↓

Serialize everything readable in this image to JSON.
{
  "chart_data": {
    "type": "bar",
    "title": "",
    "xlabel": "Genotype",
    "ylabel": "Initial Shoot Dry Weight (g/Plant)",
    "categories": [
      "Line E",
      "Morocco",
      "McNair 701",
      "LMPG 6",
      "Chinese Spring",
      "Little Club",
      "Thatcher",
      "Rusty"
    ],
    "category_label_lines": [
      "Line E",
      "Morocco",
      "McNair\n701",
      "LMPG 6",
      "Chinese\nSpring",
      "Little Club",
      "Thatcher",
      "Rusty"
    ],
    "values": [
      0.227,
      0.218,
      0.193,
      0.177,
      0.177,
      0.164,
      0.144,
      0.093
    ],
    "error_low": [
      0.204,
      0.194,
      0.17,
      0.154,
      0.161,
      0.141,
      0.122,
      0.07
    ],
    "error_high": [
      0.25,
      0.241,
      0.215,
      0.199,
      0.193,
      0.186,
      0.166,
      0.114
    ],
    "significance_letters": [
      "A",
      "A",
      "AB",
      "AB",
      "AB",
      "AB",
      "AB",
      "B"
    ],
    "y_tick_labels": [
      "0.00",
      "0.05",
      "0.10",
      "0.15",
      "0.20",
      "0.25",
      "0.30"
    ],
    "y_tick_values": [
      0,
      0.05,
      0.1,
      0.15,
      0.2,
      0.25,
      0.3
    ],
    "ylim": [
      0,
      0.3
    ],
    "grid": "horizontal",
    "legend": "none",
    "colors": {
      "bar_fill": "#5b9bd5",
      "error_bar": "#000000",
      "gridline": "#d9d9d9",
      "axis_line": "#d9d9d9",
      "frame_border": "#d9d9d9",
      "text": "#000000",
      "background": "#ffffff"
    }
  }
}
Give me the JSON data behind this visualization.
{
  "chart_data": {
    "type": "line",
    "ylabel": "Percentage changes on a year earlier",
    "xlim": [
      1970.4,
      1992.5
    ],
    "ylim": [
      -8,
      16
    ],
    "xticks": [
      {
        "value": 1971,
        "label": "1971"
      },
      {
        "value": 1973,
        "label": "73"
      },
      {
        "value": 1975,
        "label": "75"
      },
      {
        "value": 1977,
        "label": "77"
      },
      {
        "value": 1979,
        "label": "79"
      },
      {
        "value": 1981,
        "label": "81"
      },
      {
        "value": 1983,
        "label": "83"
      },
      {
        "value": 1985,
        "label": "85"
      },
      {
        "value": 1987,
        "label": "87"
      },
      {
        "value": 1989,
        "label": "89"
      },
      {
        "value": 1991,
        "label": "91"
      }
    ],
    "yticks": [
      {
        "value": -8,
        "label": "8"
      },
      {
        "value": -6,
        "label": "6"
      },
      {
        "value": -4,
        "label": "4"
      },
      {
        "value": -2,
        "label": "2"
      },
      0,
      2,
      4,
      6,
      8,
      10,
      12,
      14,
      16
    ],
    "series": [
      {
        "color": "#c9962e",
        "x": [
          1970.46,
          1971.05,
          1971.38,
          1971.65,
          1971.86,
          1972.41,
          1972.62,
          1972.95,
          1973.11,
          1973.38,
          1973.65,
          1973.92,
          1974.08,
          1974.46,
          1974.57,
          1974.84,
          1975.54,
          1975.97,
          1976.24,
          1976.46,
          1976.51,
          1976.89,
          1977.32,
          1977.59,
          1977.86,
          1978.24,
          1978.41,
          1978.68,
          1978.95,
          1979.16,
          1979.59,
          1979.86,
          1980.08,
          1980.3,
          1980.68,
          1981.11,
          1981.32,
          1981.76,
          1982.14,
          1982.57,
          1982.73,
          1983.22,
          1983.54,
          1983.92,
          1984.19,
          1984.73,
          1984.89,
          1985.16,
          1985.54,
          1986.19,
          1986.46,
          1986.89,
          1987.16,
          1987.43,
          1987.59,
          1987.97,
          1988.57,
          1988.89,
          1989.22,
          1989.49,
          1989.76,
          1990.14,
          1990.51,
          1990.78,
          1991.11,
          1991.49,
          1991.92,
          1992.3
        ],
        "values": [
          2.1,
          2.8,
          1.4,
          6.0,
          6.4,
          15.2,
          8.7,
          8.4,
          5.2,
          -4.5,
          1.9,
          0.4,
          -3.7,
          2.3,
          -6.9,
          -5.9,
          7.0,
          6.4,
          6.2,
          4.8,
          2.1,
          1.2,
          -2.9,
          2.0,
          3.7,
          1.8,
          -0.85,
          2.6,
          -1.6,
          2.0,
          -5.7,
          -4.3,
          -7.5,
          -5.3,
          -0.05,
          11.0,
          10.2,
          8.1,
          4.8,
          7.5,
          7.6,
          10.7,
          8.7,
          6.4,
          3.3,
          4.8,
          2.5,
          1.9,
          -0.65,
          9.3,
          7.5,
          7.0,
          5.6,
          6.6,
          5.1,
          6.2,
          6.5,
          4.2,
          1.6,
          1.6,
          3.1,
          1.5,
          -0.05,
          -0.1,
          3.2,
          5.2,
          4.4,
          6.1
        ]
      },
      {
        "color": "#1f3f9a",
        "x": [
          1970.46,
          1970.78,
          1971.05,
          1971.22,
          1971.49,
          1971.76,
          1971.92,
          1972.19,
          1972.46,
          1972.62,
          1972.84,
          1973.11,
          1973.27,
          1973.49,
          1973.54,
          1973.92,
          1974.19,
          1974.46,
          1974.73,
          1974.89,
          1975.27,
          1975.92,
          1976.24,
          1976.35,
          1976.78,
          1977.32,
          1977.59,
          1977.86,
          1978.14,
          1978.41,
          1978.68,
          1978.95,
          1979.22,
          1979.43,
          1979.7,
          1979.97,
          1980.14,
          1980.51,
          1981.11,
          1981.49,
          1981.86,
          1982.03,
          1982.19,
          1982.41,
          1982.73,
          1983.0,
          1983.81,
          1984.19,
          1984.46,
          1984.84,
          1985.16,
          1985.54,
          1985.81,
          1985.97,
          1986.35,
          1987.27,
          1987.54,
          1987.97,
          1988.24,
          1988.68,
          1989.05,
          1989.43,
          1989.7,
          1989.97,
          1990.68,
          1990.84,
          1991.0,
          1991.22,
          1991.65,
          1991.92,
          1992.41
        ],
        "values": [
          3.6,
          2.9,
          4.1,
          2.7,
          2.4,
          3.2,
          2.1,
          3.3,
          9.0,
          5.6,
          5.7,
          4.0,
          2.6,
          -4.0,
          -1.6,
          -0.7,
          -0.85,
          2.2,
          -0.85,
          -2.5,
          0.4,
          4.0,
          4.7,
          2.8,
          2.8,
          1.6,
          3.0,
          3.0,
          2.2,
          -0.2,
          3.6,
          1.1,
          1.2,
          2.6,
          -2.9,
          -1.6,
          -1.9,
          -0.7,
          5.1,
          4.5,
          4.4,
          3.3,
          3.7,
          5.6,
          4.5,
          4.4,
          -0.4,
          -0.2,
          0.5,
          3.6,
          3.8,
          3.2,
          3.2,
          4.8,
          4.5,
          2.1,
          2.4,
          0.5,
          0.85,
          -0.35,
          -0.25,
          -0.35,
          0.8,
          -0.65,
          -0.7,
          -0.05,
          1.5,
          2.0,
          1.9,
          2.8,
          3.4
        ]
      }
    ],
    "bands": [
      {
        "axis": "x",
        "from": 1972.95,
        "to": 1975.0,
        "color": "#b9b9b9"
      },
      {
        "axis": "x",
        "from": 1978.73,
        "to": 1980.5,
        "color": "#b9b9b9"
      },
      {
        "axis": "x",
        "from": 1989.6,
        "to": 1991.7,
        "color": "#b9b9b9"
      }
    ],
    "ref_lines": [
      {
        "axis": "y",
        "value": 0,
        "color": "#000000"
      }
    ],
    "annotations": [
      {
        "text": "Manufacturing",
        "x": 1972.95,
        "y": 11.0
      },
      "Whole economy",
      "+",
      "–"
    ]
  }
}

↑

Display every line of the listing that contains the string "JSON".

## Result of the exercise
Serialize everything readable in this image to JSON.
Give me the JSON data behind this visualization.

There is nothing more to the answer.